What this task involves:
All of the material below is to be repeated exactly.

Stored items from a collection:
......

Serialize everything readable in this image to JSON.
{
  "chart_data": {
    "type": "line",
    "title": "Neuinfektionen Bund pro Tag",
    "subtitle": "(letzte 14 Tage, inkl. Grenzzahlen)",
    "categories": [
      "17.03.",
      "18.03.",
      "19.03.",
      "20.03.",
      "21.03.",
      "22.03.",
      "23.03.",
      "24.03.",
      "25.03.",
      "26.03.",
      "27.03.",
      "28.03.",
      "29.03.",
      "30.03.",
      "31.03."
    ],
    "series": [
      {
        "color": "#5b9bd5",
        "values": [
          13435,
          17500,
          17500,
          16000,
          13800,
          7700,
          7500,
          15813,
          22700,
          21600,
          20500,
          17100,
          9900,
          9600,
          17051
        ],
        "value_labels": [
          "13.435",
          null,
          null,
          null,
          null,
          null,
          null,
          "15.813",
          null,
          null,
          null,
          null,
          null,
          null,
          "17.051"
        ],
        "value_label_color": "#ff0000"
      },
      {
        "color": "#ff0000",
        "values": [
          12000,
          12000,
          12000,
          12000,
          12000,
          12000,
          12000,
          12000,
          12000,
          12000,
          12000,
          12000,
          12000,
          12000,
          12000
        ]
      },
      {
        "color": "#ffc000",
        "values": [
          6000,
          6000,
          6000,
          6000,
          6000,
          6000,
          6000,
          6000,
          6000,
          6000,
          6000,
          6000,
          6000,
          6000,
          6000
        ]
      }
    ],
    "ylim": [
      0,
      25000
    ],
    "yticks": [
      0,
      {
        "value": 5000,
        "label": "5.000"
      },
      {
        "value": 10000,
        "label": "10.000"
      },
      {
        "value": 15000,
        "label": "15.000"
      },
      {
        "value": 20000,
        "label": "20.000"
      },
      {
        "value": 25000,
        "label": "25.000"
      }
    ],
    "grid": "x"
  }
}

......

Response for this exercise:
Serialize everything readable in this image to JSON.
{
  "chart_data": {
    "type": "line",
    "title": "Neuinfektionen Bund pro Tag",
    "subtitle": "(letzte 14 Tage, inkl. Grenzzahlen)",
    "categories": [
      "17.03.",
      "18.03.",
      "19.03.",
      "20.03.",
      "21.03.",
      "22.03.",
      "23.03.",
      "24.03.",
      "25.03.",
      "26.03.",
      "27.03.",
      "28.03.",
      "29.03.",
      "30.03.",
      "31.03."
    ],
    "series": [
      {
        "color": "#5b9bd5",
        "values": [
          13435,
          17500,
          17500,
          16000,
          13800,
          7700,
          7500,
          15813,
          22700,
          21600,
          20500,
          17100,
          9900,
          9600,
          17051
        ],
        "value_labels": [
          "13.435",
          null,
          null,
          null,
          null,
          null,
          null,
          "15.813",
          null,
          null,
          null,
          null,
          null,
          null,
          "17.051"
        ],
        "value_label_color": "#ff0000"
      },
      {
        "color": "#ff0000",
        "values": [
          12000,
          12000,
          12000,
          12000,
          12000,
          12000,
          12000,
          12000,
          12000,
          12000,
          12000,
          12000,
          12000,
          12000,
          12000
        ]
      },
      {
        "color": "#ffc000",
        "values": [
          6000,
          6000,
          6000,
          6000,
          6000,
          6000,
          6000,
          6000,
          6000,
          6000,
          6000,
          6000,
          6000,
          6000,
          6000
        ]
      }
    ],
    "ylim": [
      0,
      25000
    ],
    "yticks": [
      0,
      {
        "value": 5000,
        "label": "5.000"
      },
      {
        "value": 10000,
        "label": "10.000"
      },
      {
        "value": 15000,
        "label": "15.000"
      },
      {
        "value": 20000,
        "label": "20.000"
      },
      {
        "value": 25000,
        "label": "25.000"
      }
    ],
    "grid": "x"
  }
}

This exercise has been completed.